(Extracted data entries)
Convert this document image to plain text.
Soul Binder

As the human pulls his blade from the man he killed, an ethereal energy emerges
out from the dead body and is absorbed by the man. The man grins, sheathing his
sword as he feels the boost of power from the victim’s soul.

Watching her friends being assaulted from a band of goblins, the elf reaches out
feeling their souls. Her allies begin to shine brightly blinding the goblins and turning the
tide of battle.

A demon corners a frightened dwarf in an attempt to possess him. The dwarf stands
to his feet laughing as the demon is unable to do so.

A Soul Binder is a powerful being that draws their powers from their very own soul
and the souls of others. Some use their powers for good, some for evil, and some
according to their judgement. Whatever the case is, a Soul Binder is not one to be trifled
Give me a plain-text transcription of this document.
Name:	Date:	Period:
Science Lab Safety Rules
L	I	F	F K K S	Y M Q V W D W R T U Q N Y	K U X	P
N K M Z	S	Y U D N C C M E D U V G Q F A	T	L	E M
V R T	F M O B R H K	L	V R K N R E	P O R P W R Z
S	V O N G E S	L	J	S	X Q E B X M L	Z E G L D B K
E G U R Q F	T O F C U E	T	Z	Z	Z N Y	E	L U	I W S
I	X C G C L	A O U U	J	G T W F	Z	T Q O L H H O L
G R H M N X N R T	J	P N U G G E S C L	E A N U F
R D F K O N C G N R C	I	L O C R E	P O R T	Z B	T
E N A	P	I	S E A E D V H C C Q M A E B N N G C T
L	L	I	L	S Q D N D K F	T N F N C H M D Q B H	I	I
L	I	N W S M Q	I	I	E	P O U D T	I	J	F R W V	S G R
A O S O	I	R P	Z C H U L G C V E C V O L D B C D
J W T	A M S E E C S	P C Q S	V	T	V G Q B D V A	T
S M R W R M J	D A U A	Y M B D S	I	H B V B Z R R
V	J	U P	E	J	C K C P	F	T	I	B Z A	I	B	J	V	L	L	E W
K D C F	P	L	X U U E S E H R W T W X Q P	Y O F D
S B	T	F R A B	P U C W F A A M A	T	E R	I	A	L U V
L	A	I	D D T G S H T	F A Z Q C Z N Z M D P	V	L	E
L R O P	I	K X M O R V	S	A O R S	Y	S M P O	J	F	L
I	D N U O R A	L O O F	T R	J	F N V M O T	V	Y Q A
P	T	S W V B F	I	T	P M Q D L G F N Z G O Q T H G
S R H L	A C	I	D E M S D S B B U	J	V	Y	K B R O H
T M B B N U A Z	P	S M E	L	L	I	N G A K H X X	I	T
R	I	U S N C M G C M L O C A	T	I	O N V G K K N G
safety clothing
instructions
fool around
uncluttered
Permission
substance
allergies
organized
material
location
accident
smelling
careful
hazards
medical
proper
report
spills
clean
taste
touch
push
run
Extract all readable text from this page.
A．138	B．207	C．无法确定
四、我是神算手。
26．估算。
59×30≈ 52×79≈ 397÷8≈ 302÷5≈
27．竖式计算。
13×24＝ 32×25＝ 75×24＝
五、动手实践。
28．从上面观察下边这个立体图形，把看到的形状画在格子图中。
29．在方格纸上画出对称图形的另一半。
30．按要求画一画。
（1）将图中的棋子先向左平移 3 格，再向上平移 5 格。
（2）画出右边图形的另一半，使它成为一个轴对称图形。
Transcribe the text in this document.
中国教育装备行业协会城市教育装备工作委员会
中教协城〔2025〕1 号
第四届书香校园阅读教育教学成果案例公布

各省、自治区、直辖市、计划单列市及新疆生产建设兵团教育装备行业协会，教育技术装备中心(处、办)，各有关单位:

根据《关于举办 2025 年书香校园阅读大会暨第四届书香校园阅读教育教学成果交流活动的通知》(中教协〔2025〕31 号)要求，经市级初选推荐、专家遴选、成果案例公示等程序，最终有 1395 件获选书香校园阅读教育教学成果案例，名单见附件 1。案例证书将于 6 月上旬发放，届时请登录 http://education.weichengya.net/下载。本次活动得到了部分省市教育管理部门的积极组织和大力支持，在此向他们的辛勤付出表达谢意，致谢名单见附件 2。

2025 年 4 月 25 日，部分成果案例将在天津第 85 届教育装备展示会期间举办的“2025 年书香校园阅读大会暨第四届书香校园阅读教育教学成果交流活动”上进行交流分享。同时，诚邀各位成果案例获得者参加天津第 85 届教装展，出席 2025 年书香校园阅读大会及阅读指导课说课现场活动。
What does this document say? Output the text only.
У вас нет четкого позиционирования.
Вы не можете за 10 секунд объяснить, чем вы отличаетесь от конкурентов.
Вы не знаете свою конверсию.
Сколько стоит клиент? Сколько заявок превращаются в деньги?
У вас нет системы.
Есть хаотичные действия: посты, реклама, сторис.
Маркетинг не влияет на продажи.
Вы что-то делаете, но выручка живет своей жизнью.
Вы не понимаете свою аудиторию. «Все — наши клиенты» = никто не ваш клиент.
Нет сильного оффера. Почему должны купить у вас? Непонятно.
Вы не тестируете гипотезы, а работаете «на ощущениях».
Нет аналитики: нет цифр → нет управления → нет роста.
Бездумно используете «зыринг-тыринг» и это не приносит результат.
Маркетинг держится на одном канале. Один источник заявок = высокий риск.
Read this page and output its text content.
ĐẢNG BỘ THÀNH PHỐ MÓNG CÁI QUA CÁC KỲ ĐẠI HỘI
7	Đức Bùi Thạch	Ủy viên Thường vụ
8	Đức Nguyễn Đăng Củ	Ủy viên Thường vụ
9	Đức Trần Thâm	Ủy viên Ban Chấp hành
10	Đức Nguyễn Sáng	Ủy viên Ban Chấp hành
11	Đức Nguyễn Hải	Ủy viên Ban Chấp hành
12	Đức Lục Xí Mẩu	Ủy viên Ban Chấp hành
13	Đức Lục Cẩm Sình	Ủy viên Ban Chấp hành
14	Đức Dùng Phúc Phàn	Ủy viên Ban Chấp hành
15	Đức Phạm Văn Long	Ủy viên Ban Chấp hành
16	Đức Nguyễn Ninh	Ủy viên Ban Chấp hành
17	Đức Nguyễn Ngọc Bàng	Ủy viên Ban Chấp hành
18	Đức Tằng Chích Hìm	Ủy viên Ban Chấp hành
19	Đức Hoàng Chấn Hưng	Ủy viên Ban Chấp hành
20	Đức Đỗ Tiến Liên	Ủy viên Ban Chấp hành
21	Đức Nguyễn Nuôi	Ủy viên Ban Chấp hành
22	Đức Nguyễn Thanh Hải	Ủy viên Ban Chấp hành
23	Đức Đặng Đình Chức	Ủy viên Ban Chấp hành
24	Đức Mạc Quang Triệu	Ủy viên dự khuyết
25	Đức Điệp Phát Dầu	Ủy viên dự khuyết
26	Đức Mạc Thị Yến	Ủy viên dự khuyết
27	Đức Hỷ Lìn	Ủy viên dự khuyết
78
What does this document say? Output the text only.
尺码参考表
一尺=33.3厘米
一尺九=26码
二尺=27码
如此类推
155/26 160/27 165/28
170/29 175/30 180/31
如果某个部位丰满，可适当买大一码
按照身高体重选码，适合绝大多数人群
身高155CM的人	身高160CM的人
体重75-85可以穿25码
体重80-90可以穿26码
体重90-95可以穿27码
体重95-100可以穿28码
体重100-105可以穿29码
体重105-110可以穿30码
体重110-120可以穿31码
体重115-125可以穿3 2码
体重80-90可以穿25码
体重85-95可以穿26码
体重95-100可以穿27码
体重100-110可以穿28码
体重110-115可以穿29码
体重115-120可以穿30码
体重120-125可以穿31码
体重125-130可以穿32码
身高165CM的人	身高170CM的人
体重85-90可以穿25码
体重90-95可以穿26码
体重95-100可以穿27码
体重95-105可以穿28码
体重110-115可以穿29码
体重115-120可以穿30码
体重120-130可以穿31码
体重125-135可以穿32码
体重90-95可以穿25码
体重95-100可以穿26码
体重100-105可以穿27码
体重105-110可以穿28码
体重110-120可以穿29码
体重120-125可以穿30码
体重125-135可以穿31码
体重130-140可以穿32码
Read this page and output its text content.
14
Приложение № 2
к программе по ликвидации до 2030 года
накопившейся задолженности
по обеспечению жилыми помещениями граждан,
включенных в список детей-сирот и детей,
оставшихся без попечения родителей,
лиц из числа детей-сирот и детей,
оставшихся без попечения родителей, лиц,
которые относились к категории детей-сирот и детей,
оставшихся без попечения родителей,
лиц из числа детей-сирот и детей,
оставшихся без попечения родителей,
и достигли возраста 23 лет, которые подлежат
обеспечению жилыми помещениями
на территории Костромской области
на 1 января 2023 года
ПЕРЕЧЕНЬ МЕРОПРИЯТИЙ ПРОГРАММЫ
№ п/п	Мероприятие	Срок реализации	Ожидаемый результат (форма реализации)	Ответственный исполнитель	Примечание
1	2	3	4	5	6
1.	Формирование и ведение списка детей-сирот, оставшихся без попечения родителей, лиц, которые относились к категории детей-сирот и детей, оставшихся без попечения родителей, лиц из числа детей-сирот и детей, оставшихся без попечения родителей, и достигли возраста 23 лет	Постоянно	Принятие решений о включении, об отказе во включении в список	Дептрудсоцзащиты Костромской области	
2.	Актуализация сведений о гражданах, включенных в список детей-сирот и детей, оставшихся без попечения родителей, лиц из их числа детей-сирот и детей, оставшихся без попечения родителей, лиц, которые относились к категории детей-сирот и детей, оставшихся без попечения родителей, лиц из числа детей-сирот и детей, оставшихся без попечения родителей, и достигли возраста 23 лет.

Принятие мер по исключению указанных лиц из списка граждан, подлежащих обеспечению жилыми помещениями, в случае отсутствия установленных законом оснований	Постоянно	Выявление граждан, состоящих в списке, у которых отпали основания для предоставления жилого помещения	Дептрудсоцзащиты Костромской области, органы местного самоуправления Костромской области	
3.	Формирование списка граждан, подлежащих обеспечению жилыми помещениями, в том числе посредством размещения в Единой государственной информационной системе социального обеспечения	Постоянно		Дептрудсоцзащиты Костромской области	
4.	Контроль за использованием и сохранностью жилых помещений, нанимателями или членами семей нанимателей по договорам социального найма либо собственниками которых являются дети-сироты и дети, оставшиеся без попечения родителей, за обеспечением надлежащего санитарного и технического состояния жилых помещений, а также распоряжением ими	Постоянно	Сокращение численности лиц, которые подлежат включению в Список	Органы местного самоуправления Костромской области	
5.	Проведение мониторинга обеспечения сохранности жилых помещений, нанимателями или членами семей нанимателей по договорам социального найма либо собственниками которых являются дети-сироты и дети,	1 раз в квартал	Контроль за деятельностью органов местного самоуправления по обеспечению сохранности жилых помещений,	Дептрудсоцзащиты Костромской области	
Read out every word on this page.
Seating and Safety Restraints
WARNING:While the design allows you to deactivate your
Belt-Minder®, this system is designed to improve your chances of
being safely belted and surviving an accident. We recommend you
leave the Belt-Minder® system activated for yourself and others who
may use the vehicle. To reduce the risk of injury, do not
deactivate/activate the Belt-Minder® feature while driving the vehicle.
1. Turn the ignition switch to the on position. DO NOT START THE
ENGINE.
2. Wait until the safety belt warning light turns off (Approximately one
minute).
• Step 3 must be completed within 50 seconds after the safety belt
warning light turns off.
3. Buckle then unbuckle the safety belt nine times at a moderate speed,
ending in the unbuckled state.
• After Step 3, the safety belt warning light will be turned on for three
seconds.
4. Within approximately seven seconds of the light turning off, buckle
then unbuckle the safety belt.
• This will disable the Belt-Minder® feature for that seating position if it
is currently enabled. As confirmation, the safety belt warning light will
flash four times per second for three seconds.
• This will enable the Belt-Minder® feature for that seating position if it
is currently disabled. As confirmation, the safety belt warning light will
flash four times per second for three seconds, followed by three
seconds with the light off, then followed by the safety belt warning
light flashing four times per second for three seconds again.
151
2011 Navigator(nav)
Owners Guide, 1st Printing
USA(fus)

### Exercise goal
Gather all lines where the word "text" appears.

### Full answer
Convert this document image to plain text.
Give me a plain-text transcription of this document.
Extract all readable text from this page.
Transcribe the text in this document.
What does this document say? Output the text only.
Read this page and output its text content.
What does this document say? Output the text only.
Read this page and output its text content.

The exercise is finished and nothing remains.